**PROMPT:**
Extract the complete listing and output it unchanged.

**DATA PROVIDED:**
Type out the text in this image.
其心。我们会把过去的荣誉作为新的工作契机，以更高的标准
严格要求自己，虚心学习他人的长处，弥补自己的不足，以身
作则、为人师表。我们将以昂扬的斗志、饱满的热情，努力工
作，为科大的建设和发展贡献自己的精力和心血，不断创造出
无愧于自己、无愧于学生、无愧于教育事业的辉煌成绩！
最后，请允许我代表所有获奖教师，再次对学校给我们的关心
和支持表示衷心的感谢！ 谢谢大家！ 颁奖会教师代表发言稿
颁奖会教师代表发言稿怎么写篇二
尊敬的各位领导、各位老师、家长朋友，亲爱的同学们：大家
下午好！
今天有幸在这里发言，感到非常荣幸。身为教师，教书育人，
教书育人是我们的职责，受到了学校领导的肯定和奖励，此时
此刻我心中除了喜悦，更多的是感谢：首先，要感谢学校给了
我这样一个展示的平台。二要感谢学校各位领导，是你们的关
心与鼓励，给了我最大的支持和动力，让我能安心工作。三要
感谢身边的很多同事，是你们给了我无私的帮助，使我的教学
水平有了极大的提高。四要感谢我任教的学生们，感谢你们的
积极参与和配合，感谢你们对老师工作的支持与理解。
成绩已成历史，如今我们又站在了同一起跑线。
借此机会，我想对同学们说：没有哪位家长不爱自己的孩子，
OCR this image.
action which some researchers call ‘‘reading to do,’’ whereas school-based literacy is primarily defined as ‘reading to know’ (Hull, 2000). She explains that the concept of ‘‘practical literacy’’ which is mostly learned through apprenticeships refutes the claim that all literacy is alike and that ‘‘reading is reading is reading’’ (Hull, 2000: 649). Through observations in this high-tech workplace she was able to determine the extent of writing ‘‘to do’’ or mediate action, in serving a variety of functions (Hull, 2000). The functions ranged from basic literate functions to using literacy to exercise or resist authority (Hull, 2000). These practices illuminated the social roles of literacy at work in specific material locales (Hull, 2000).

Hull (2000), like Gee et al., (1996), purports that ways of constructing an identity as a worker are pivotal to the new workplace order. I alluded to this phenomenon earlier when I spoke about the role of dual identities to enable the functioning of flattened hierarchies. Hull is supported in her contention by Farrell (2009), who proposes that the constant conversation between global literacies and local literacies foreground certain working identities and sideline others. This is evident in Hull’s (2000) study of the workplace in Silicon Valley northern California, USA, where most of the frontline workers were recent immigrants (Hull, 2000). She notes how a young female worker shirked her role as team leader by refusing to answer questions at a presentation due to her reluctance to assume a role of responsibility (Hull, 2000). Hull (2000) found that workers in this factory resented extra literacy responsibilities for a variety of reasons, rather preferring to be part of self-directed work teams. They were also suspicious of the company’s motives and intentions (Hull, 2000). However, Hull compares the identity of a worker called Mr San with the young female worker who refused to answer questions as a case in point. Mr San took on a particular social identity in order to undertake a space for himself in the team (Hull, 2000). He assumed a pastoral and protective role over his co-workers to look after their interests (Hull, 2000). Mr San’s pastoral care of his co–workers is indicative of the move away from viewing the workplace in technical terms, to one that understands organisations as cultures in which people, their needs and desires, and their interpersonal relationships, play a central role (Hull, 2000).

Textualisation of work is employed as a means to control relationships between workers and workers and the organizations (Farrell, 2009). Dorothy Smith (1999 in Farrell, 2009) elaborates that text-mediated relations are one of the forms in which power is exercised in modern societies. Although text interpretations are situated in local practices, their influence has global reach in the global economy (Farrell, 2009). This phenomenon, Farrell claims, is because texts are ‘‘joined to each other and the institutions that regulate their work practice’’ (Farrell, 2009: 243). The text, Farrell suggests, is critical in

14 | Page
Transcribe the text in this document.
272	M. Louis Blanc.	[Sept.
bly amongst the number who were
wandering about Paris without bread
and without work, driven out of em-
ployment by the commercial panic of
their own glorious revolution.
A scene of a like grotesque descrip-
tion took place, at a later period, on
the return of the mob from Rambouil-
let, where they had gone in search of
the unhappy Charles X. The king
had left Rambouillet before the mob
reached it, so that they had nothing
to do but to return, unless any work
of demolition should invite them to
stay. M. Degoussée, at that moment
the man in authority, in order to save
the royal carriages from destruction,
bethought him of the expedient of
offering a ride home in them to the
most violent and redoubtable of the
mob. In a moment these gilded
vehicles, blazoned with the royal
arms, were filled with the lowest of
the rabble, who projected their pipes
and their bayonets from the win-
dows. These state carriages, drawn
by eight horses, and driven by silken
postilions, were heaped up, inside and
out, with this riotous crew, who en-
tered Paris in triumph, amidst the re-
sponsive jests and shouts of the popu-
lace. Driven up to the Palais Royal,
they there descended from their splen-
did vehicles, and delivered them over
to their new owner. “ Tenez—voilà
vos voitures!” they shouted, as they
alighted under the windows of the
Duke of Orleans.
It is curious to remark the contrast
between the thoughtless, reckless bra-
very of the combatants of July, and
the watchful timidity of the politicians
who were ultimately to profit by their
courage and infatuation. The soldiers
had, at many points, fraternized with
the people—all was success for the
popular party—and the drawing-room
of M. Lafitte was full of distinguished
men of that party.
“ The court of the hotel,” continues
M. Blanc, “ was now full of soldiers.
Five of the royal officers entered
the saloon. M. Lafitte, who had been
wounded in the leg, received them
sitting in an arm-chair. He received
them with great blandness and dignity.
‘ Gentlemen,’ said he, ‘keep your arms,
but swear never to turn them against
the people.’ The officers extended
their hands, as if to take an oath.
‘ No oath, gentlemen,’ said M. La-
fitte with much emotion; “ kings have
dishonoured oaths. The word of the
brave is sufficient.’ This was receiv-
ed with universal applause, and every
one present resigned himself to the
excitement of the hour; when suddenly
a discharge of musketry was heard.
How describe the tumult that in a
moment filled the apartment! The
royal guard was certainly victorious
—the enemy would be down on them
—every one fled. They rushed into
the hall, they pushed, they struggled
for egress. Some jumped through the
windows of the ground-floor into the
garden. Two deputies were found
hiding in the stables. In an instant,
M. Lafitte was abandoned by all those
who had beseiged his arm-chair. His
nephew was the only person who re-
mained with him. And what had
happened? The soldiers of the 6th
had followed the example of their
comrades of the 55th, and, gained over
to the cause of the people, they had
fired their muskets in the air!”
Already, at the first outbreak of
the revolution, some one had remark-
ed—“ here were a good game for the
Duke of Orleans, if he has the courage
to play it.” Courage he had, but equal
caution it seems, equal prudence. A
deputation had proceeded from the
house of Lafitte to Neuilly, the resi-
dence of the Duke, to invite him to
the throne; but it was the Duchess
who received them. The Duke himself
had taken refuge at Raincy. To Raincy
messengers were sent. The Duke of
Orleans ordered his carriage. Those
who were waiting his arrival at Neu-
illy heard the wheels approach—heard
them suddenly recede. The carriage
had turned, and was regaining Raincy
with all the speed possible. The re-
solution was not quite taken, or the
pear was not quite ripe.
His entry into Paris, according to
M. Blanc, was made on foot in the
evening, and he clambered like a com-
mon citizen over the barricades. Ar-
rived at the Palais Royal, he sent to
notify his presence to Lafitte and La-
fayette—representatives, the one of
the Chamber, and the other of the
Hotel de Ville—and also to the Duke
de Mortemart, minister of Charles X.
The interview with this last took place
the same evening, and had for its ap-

**WRITTEN ANSWER:**
Type out the text in this image.
其心。我们会把过去的荣誉作为新的工作契机，以更高的标准
严格要求自己，虚心学习他人的长处，弥补自己的不足，以身
作则、为人师表。我们将以昂扬的斗志、饱满的热情，努力工
作，为科大的建设和发展贡献自己的精力和心血，不断创造出
无愧于自己、无愧于学生、无愧于教育事业的辉煌成绩！
最后，请允许我代表所有获奖教师，再次对学校给我们的关心
和支持表示衷心的感谢！ 谢谢大家！ 颁奖会教师代表发言稿
颁奖会教师代表发言稿怎么写篇二
尊敬的各位领导、各位老师、家长朋友，亲爱的同学们：大家
下午好！
今天有幸在这里发言，感到非常荣幸。身为教师，教书育人，
教书育人是我们的职责，受到了学校领导的肯定和奖励，此时
此刻我心中除了喜悦，更多的是感谢：首先，要感谢学校给了
我这样一个展示的平台。二要感谢学校各位领导，是你们的关
心与鼓励，给了我最大的支持和动力，让我能安心工作。三要
感谢身边的很多同事，是你们给了我无私的帮助，使我的教学
水平有了极大的提高。四要感谢我任教的学生们，感谢你们的
积极参与和配合，感谢你们对老师工作的支持与理解。
成绩已成历史，如今我们又站在了同一起跑线。
借此机会，我想对同学们说：没有哪位家长不爱自己的孩子，
OCR this image.
action which some researchers call ‘‘reading to do,’’ whereas school-based literacy is primarily defined as ‘reading to know’ (Hull, 2000). She explains that the concept of ‘‘practical literacy’’ which is mostly learned through apprenticeships refutes the claim that all literacy is alike and that ‘‘reading is reading is reading’’ (Hull, 2000: 649). Through observations in this high-tech workplace she was able to determine the extent of writing ‘‘to do’’ or mediate action, in serving a variety of functions (Hull, 2000). The functions ranged from basic literate functions to using literacy to exercise or resist authority (Hull, 2000). These practices illuminated the social roles of literacy at work in specific material locales (Hull, 2000).

Hull (2000), like Gee et al., (1996), purports that ways of constructing an identity as a worker are pivotal to the new workplace order. I alluded to this phenomenon earlier when I spoke about the role of dual identities to enable the functioning of flattened hierarchies. Hull is supported in her contention by Farrell (2009), who proposes that the constant conversation between global literacies and local literacies foreground certain working identities and sideline others. This is evident in Hull’s (2000) study of the workplace in Silicon Valley northern California, USA, where most of the frontline workers were recent immigrants (Hull, 2000). She notes how a young female worker shirked her role as team leader by refusing to answer questions at a presentation due to her reluctance to assume a role of responsibility (Hull, 2000). Hull (2000) found that workers in this factory resented extra literacy responsibilities for a variety of reasons, rather preferring to be part of self-directed work teams. They were also suspicious of the company’s motives and intentions (Hull, 2000). However, Hull compares the identity of a worker called Mr San with the young female worker who refused to answer questions as a case in point. Mr San took on a particular social identity in order to undertake a space for himself in the team (Hull, 2000). He assumed a pastoral and protective role over his co-workers to look after their interests (Hull, 2000). Mr San’s pastoral care of his co–workers is indicative of the move away from viewing the workplace in technical terms, to one that understands organisations as cultures in which people, their needs and desires, and their interpersonal relationships, play a central role (Hull, 2000).

Textualisation of work is employed as a means to control relationships between workers and workers and the organizations (Farrell, 2009). Dorothy Smith (1999 in Farrell, 2009) elaborates that text-mediated relations are one of the forms in which power is exercised in modern societies. Although text interpretations are situated in local practices, their influence has global reach in the global economy (Farrell, 2009). This phenomenon, Farrell claims, is because texts are ‘‘joined to each other and the institutions that regulate their work practice’’ (Farrell, 2009: 243). The text, Farrell suggests, is critical in

14 | Page
Transcribe the text in this document.
272	M. Louis Blanc.	[Sept.
bly amongst the number who were
wandering about Paris without bread
and without work, driven out of em-
ployment by the commercial panic of
their own glorious revolution.
A scene of a like grotesque descrip-
tion took place, at a later period, on
the return of the mob from Rambouil-
let, where they had gone in search of
the unhappy Charles X. The king
had left Rambouillet before the mob
reached it, so that they had nothing
to do but to return, unless any work
of demolition should invite them to
stay. M. Degoussée, at that moment
the man in authority, in order to save
the royal carriages from destruction,
bethought him of the expedient of
offering a ride home in them to the
most violent and redoubtable of the
mob. In a moment these gilded
vehicles, blazoned with the royal
arms, were filled with the lowest of
the rabble, who projected their pipes
and their bayonets from the win-
dows. These state carriages, drawn
by eight horses, and driven by silken
postilions, were heaped up, inside and
out, with this riotous crew, who en-
tered Paris in triumph, amidst the re-
sponsive jests and shouts of the popu-
lace. Driven up to the Palais Royal,
they there descended from their splen-
did vehicles, and delivered them over
to their new owner. “ Tenez—voilà
vos voitures!” they shouted, as they
alighted under the windows of the
Duke of Orleans.
It is curious to remark the contrast
between the thoughtless, reckless bra-
very of the combatants of July, and
the watchful timidity of the politicians
who were ultimately to profit by their
courage and infatuation. The soldiers
had, at many points, fraternized with
the people—all was success for the
popular party—and the drawing-room
of M. Lafitte was full of distinguished
men of that party.
“ The court of the hotel,” continues
M. Blanc, “ was now full of soldiers.
Five of the royal officers entered
the saloon. M. Lafitte, who had been
wounded in the leg, received them
sitting in an arm-chair. He received
them with great blandness and dignity.
‘ Gentlemen,’ said he, ‘keep your arms,
but swear never to turn them against
the people.’ The officers extended
their hands, as if to take an oath.
‘ No oath, gentlemen,’ said M. La-
fitte with much emotion; “ kings have
dishonoured oaths. The word of the
brave is sufficient.’ This was receiv-
ed with universal applause, and every
one present resigned himself to the
excitement of the hour; when suddenly
a discharge of musketry was heard.
How describe the tumult that in a
moment filled the apartment! The
royal guard was certainly victorious
—the enemy would be down on them
—every one fled. They rushed into
the hall, they pushed, they struggled
for egress. Some jumped through the
windows of the ground-floor into the
garden. Two deputies were found
hiding in the stables. In an instant,
M. Lafitte was abandoned by all those
who had beseiged his arm-chair. His
nephew was the only person who re-
mained with him. And what had
happened? The soldiers of the 6th
had followed the example of their
comrades of the 55th, and, gained over
to the cause of the people, they had
fired their muskets in the air!”
Already, at the first outbreak of
the revolution, some one had remark-
ed—“ here were a good game for the
Duke of Orleans, if he has the courage
to play it.” Courage he had, but equal
caution it seems, equal prudence. A
deputation had proceeded from the
house of Lafitte to Neuilly, the resi-
dence of the Duke, to invite him to
the throne; but it was the Duchess
who received them. The Duke himself
had taken refuge at Raincy. To Raincy
messengers were sent. The Duke of
Orleans ordered his carriage. Those
who were waiting his arrival at Neu-
illy heard the wheels approach—heard
them suddenly recede. The carriage
had turned, and was regaining Raincy
with all the speed possible. The re-
solution was not quite taken, or the
pear was not quite ripe.
His entry into Paris, according to
M. Blanc, was made on foot in the
evening, and he clambered like a com-
mon citizen over the barricades. Ar-
rived at the Palais Royal, he sent to
notify his presence to Lafitte and La-
fayette—representatives, the one of
the Chamber, and the other of the
Hotel de Ville—and also to the Duke
de Mortemart, minister of Charles X.
The interview with this last took place
the same evening, and had for its ap-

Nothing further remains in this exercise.